PROMPT:
Return the following lines and nothing else: the one holding "Extract the structured" and all those after it in the records below, unchanged, minus any pictures.
** begin MATERIALS PROVIDED **
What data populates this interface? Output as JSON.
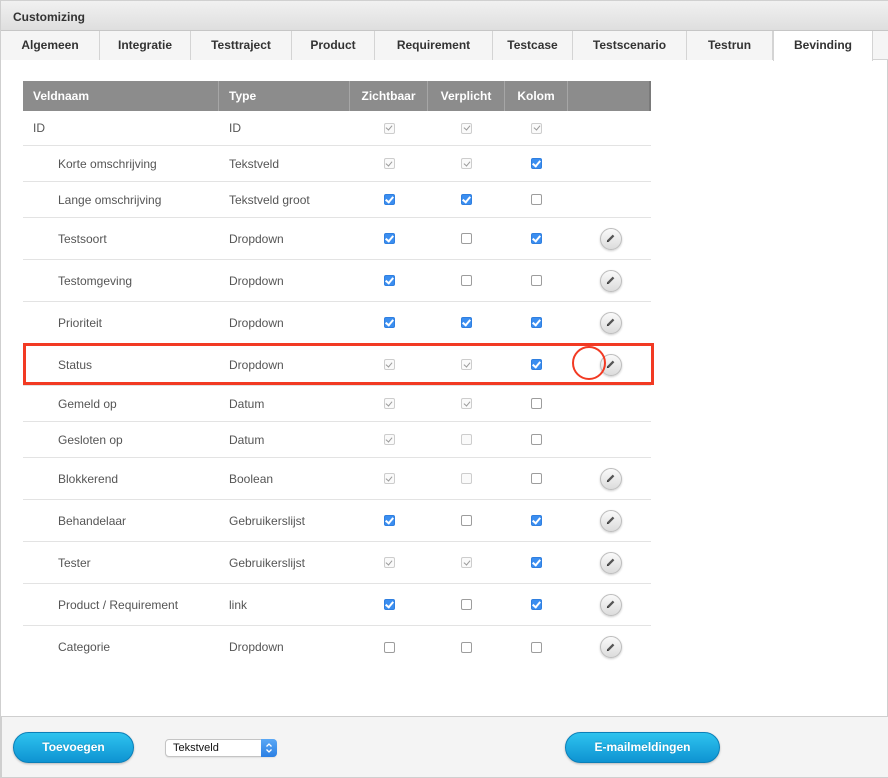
{
  "window": {
    "title": "Customizing"
  },
  "tabs": [
    {
      "label": "Algemeen",
      "active": false
    },
    {
      "label": "Integratie",
      "active": false
    },
    {
      "label": "Testtraject",
      "active": false
    },
    {
      "label": "Product",
      "active": false
    },
    {
      "label": "Requirement",
      "active": false
    },
    {
      "label": "Testcase",
      "active": false
    },
    {
      "label": "Testscenario",
      "active": false
    },
    {
      "label": "Testrun",
      "active": false
    },
    {
      "label": "Bevinding",
      "active": true
    }
  ],
  "table": {
    "headers": {
      "veldnaam": "Veldnaam",
      "type": "Type",
      "zichtbaar": "Zichtbaar",
      "verplicht": "Verplicht",
      "kolom": "Kolom",
      "actions": ""
    },
    "rows": [
      {
        "name": "ID",
        "type": "ID",
        "zichtbaar": "disabled-checked",
        "verplicht": "disabled-checked",
        "kolom": "disabled-checked",
        "editable": false,
        "root": true
      },
      {
        "name": "Korte omschrijving",
        "type": "Tekstveld",
        "zichtbaar": "disabled-checked",
        "verplicht": "disabled-checked",
        "kolom": "checked",
        "editable": false
      },
      {
        "name": "Lange omschrijving",
        "type": "Tekstveld groot",
        "zichtbaar": "checked",
        "verplicht": "checked",
        "kolom": "unchecked",
        "editable": false
      },
      {
        "name": "Testsoort",
        "type": "Dropdown",
        "zichtbaar": "checked",
        "verplicht": "unchecked",
        "kolom": "checked",
        "editable": true
      },
      {
        "name": "Testomgeving",
        "type": "Dropdown",
        "zichtbaar": "checked",
        "verplicht": "unchecked",
        "kolom": "unchecked",
        "editable": true
      },
      {
        "name": "Prioriteit",
        "type": "Dropdown",
        "zichtbaar": "checked",
        "verplicht": "checked",
        "kolom": "checked",
        "editable": true
      },
      {
        "name": "Status",
        "type": "Dropdown",
        "zichtbaar": "disabled-checked",
        "verplicht": "disabled-checked",
        "kolom": "checked",
        "editable": true,
        "highlighted": true
      },
      {
        "name": "Gemeld op",
        "type": "Datum",
        "zichtbaar": "disabled-checked",
        "verplicht": "disabled-checked",
        "kolom": "unchecked",
        "editable": false
      },
      {
        "name": "Gesloten op",
        "type": "Datum",
        "zichtbaar": "disabled-checked",
        "verplicht": "disabled-unchecked",
        "kolom": "unchecked",
        "editable": false
      },
      {
        "name": "Blokkerend",
        "type": "Boolean",
        "zichtbaar": "disabled-checked",
        "verplicht": "disabled-unchecked",
        "kolom": "unchecked",
        "editable": true
      },
      {
        "name": "Behandelaar",
        "type": "Gebruikerslijst",
        "zichtbaar": "checked",
        "verplicht": "unchecked",
        "kolom": "checked",
        "editable": true
      },
      {
        "name": "Tester",
        "type": "Gebruikerslijst",
        "zichtbaar": "disabled-checked",
        "verplicht": "disabled-checked",
        "kolom": "checked",
        "editable": true
      },
      {
        "name": "Product / Requirement",
        "type": "link",
        "zichtbaar": "checked",
        "verplicht": "unchecked",
        "kolom": "checked",
        "editable": true
      },
      {
        "name": "Categorie",
        "type": "Dropdown",
        "zichtbaar": "unchecked",
        "verplicht": "unchecked",
        "kolom": "unchecked",
        "editable": true
      }
    ]
  },
  "footer": {
    "add_label": "Toevoegen",
    "type_select": {
      "value": "Tekstveld"
    },
    "email_label": "E-mailmeldingen"
  },
  "colors": {
    "accent": "#1aa8e0",
    "highlight": "#f23a23",
    "checkbox": "#3b8ef0",
    "header": "#8c8c8c"
  }
}
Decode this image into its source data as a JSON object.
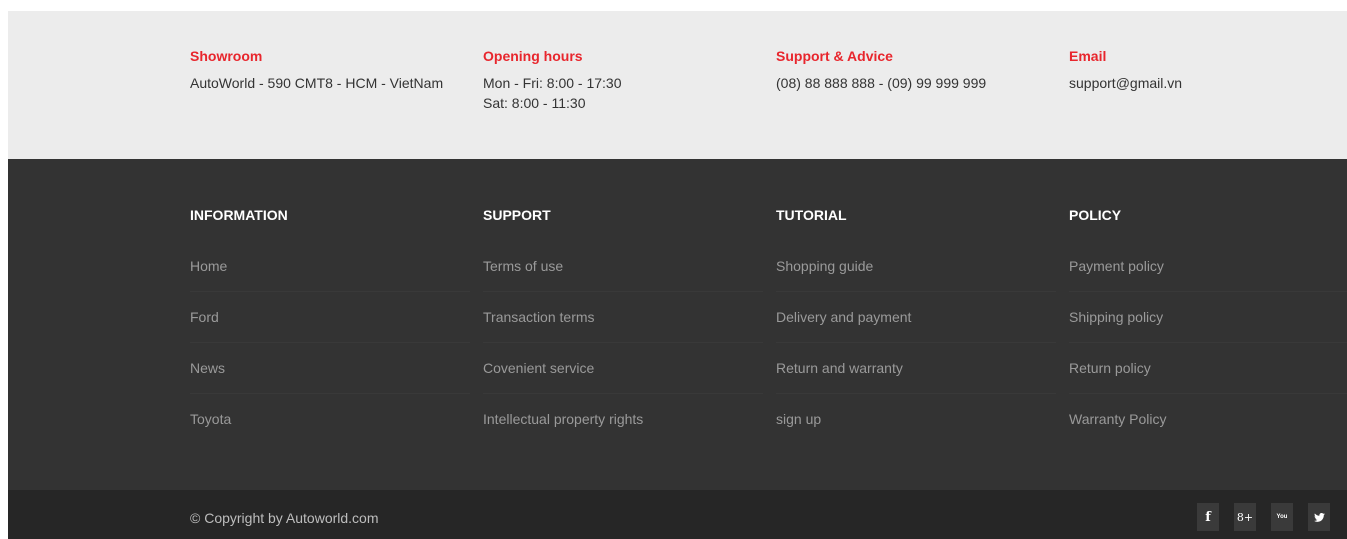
{
  "contact": {
    "showroom": {
      "title": "Showroom",
      "lines": [
        "AutoWorld - 590 CMT8 - HCM - VietNam"
      ]
    },
    "hours": {
      "title": "Opening hours",
      "lines": [
        "Mon - Fri: 8:00 - 17:30",
        "Sat: 8:00 - 11:30"
      ]
    },
    "support": {
      "title": "Support & Advice",
      "lines": [
        "(08) 88 888 888 - (09) 99 999 999"
      ]
    },
    "email": {
      "title": "Email",
      "lines": [
        "support@gmail.vn"
      ]
    }
  },
  "links": {
    "information": {
      "heading": "INFORMATION",
      "items": [
        "Home",
        "Ford",
        "News",
        "Toyota"
      ]
    },
    "support": {
      "heading": "SUPPORT",
      "items": [
        "Terms of use",
        "Transaction terms",
        "Covenient service",
        "Intellectual property rights"
      ]
    },
    "tutorial": {
      "heading": "TUTORIAL",
      "items": [
        "Shopping guide",
        "Delivery and payment",
        "Return and warranty",
        "sign up"
      ]
    },
    "policy": {
      "heading": "POLICY",
      "items": [
        "Payment policy",
        "Shipping policy",
        "Return policy",
        "Warranty Policy"
      ]
    }
  },
  "footer": {
    "copyright": "© Copyright by Autoworld.com",
    "socials": [
      {
        "icon": "facebook-icon",
        "glyph": "f"
      },
      {
        "icon": "google-plus-icon",
        "glyph": "8+"
      },
      {
        "icon": "youtube-icon",
        "glyph": "You"
      },
      {
        "icon": "twitter-icon",
        "glyph": ""
      }
    ]
  },
  "colors": {
    "accent": "#e8262d",
    "contact_bg": "#ececec",
    "links_bg": "#333333",
    "bottom_bg": "#262626"
  }
}
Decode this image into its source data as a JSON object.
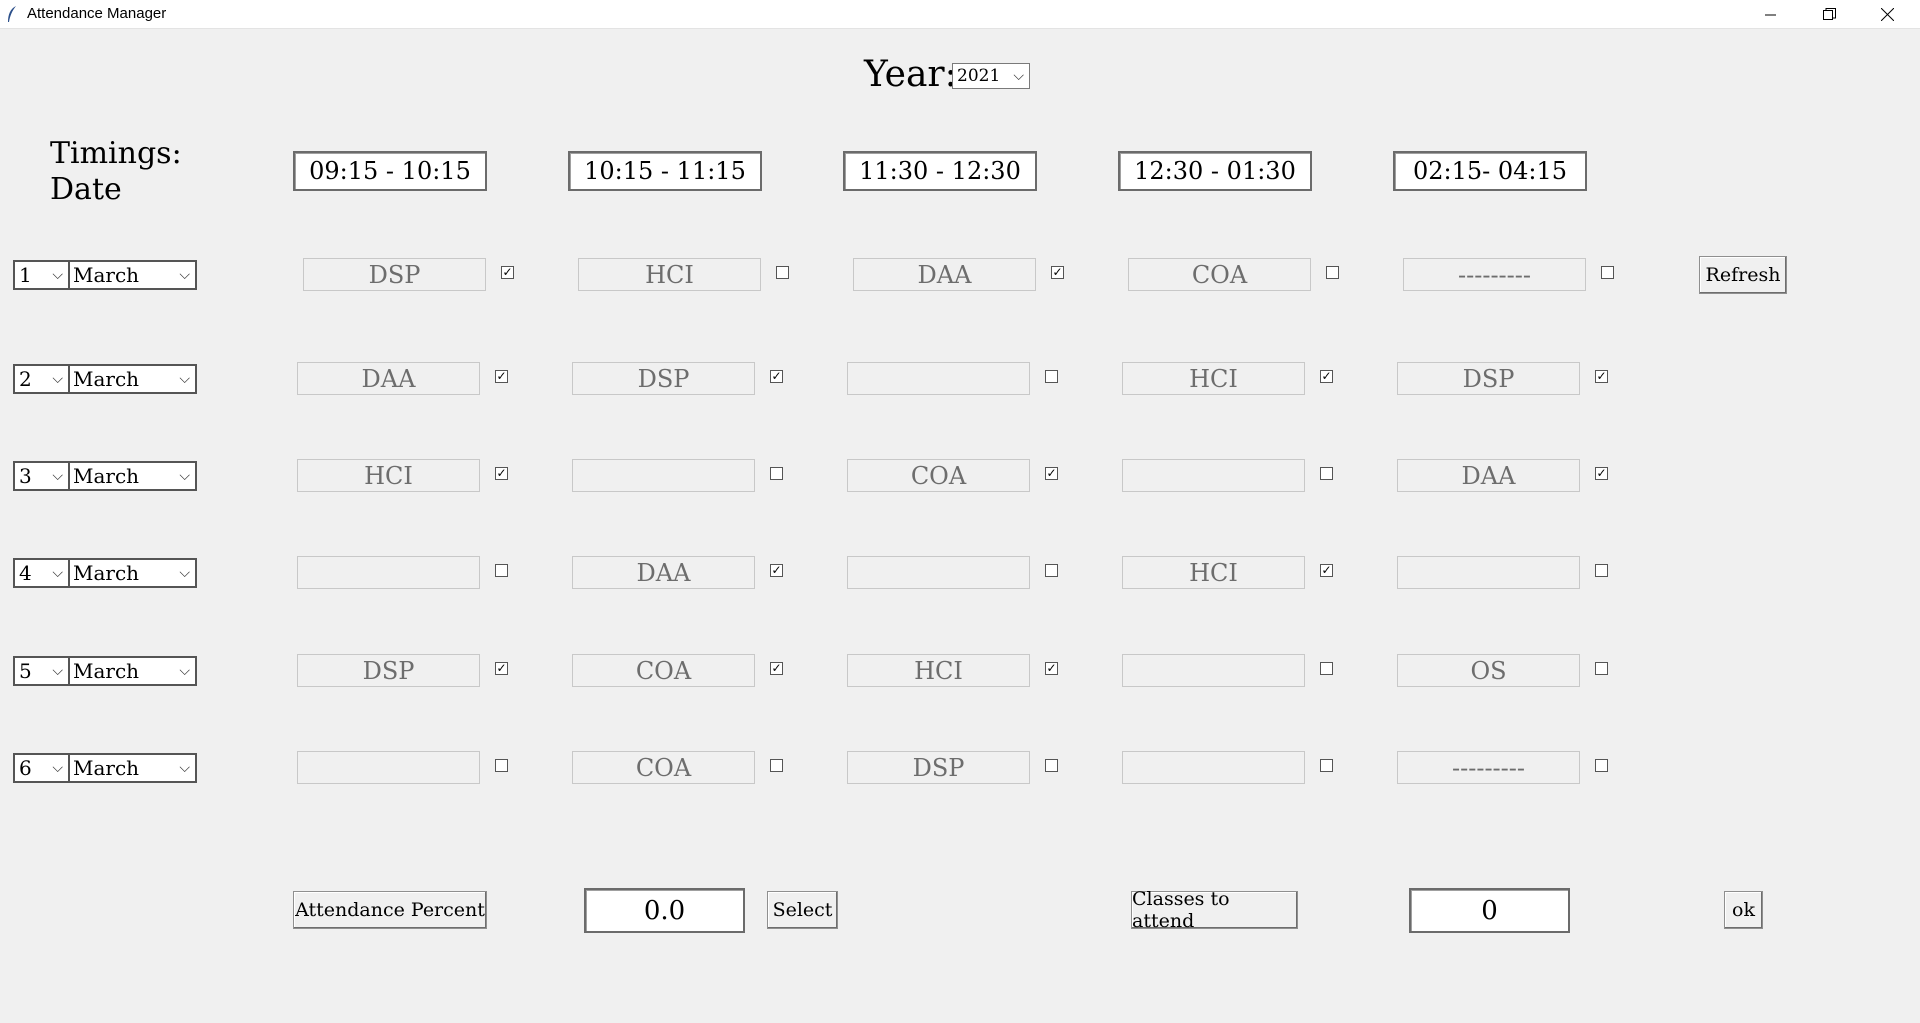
{
  "window": {
    "title": "Attendance Manager"
  },
  "year": {
    "label": "Year:",
    "value": "2021"
  },
  "timings_label": "Timings:",
  "date_label": "Date",
  "timings": [
    "09:15 - 10:15",
    "10:15 - 11:15",
    "11:30 - 12:30",
    "12:30 - 01:30",
    "02:15- 04:15"
  ],
  "rows": [
    {
      "day": "1",
      "month": "March",
      "slots": [
        {
          "subject": "DSP",
          "checked": true
        },
        {
          "subject": "HCI",
          "checked": false
        },
        {
          "subject": "DAA",
          "checked": true
        },
        {
          "subject": "COA",
          "checked": false
        },
        {
          "subject": "---------",
          "checked": false
        }
      ]
    },
    {
      "day": "2",
      "month": "March",
      "slots": [
        {
          "subject": "DAA",
          "checked": true
        },
        {
          "subject": "DSP",
          "checked": true
        },
        {
          "subject": "",
          "checked": false
        },
        {
          "subject": "HCI",
          "checked": true
        },
        {
          "subject": "DSP",
          "checked": true
        }
      ]
    },
    {
      "day": "3",
      "month": "March",
      "slots": [
        {
          "subject": "HCI",
          "checked": true
        },
        {
          "subject": "",
          "checked": false
        },
        {
          "subject": "COA",
          "checked": true
        },
        {
          "subject": "",
          "checked": false
        },
        {
          "subject": "DAA",
          "checked": true
        }
      ]
    },
    {
      "day": "4",
      "month": "March",
      "slots": [
        {
          "subject": "",
          "checked": false
        },
        {
          "subject": "DAA",
          "checked": true
        },
        {
          "subject": "",
          "checked": false
        },
        {
          "subject": "HCI",
          "checked": true
        },
        {
          "subject": "",
          "checked": false
        }
      ]
    },
    {
      "day": "5",
      "month": "March",
      "slots": [
        {
          "subject": "DSP",
          "checked": true
        },
        {
          "subject": "COA",
          "checked": true
        },
        {
          "subject": "HCI",
          "checked": true
        },
        {
          "subject": "",
          "checked": false
        },
        {
          "subject": "OS",
          "checked": false
        }
      ]
    },
    {
      "day": "6",
      "month": "March",
      "slots": [
        {
          "subject": "",
          "checked": false
        },
        {
          "subject": "COA",
          "checked": false
        },
        {
          "subject": "DSP",
          "checked": false
        },
        {
          "subject": "",
          "checked": false
        },
        {
          "subject": "---------",
          "checked": false
        }
      ]
    }
  ],
  "buttons": {
    "refresh": "Refresh",
    "attendance_percent": "Attendance Percent",
    "select": "Select",
    "classes_to_attend": "Classes to attend",
    "ok": "ok"
  },
  "outputs": {
    "attendance_percent": "0.0",
    "classes_to_attend": "0"
  }
}
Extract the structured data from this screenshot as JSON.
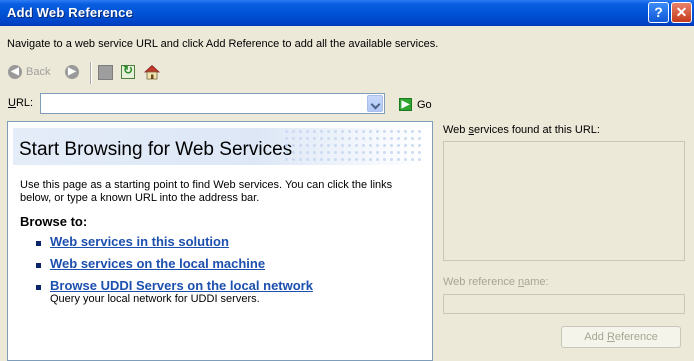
{
  "window": {
    "title": "Add Web Reference",
    "help_glyph": "?",
    "close_glyph": "✕"
  },
  "instructions": "Navigate to a web service URL and click Add Reference to add all the available services.",
  "toolbar": {
    "back_label": "Back",
    "back_enabled": false,
    "forward_enabled": false,
    "stop_enabled": false,
    "icons": [
      "back-arrow-icon",
      "forward-arrow-icon",
      "stop-icon",
      "refresh-icon",
      "home-icon"
    ]
  },
  "url": {
    "label_u": "U",
    "label_rest": "RL:",
    "value": "",
    "placeholder": ""
  },
  "go": {
    "label": "Go"
  },
  "browser": {
    "title": "Start Browsing for Web Services",
    "description": "Use this page as a starting point to find Web services. You can click the links below, or type a known URL into the address bar.",
    "browse_to": "Browse to:",
    "links": [
      {
        "text": "Web services in this solution",
        "sub": ""
      },
      {
        "text": "Web services on the local machine",
        "sub": ""
      },
      {
        "text": "Browse UDDI Servers on the local network",
        "sub": "Query your local network for UDDI servers."
      }
    ]
  },
  "right_panel": {
    "found_label_pre": "Web ",
    "found_label_u": "s",
    "found_label_post": "ervices found at this URL:",
    "name_label_pre": "Web reference ",
    "name_label_u": "n",
    "name_label_post": "ame:",
    "add_button_pre": "Add ",
    "add_button_u": "R",
    "add_button_post": "eference",
    "add_enabled": false
  },
  "colors": {
    "titlebar": "#0053D6",
    "window_bg": "#ECE9D8",
    "link": "#1C4FAE",
    "disabled_text": "#A7A694"
  }
}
** end MATERIALS PROVIDED **
RESULT:
Extract the structured data from this screenshot as JSON.
{
  "window": {
    "title": "Add Web Reference",
    "help_glyph": "?",
    "close_glyph": "✕"
  },
  "instructions": "Navigate to a web service URL and click Add Reference to add all the available services.",
  "toolbar": {
    "back_label": "Back",
    "back_enabled": false,
    "forward_enabled": false,
    "stop_enabled": false,
    "icons": [
      "back-arrow-icon",
      "forward-arrow-icon",
      "stop-icon",
      "refresh-icon",
      "home-icon"
    ]
  },
  "url": {
    "label_u": "U",
    "label_rest": "RL:",
    "value": "",
    "placeholder": ""
  },
  "go": {
    "label": "Go"
  },
  "browser": {
    "title": "Start Browsing for Web Services",
    "description": "Use this page as a starting point to find Web services. You can click the links below, or type a known URL into the address bar.",
    "browse_to": "Browse to:",
    "links": [
      {
        "text": "Web services in this solution",
        "sub": ""
      },
      {
        "text": "Web services on the local machine",
        "sub": ""
      },
      {
        "text": "Browse UDDI Servers on the local network",
        "sub": "Query your local network for UDDI servers."
      }
    ]
  },
  "right_panel": {
    "found_label_pre": "Web ",
    "found_label_u": "s",
    "found_label_post": "ervices found at this URL:",
    "name_label_pre": "Web reference ",
    "name_label_u": "n",
    "name_label_post": "ame:",
    "add_button_pre": "Add ",
    "add_button_u": "R",
    "add_button_post": "eference",
    "add_enabled": false
  },
  "colors": {
    "titlebar": "#0053D6",
    "window_bg": "#ECE9D8",
    "link": "#1C4FAE",
    "disabled_text": "#A7A694"
  }
}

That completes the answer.